Task to carry out: Make an exact transcription of the material, leaving out all images.

Task data:
╔══

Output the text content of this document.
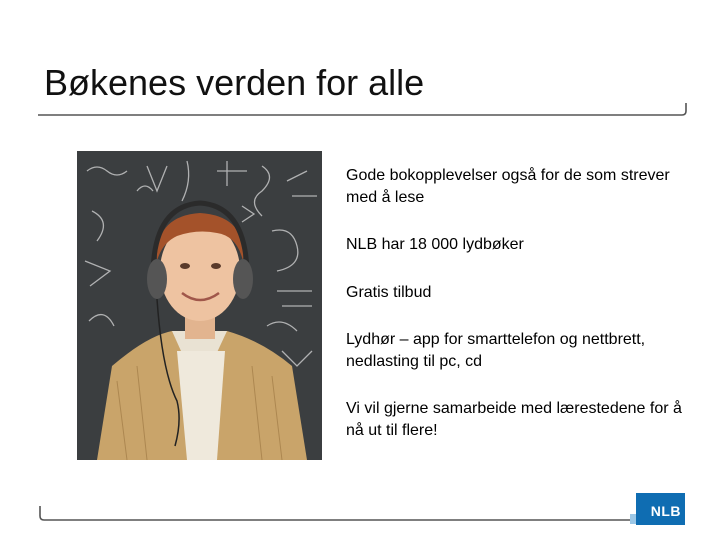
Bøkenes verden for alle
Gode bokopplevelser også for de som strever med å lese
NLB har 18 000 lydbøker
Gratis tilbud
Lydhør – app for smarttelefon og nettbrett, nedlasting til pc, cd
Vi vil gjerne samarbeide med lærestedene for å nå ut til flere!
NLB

╚══

Response:
Output the text content of this document.
Bøkenes verden for alle
Gode bokopplevelser også for de som strever med å lese
NLB har 18 000 lydbøker
Gratis tilbud
Lydhør – app for smarttelefon og nettbrett, nedlasting til pc, cd
Vi vil gjerne samarbeide med lærestedene for å nå ut til flere!
NLB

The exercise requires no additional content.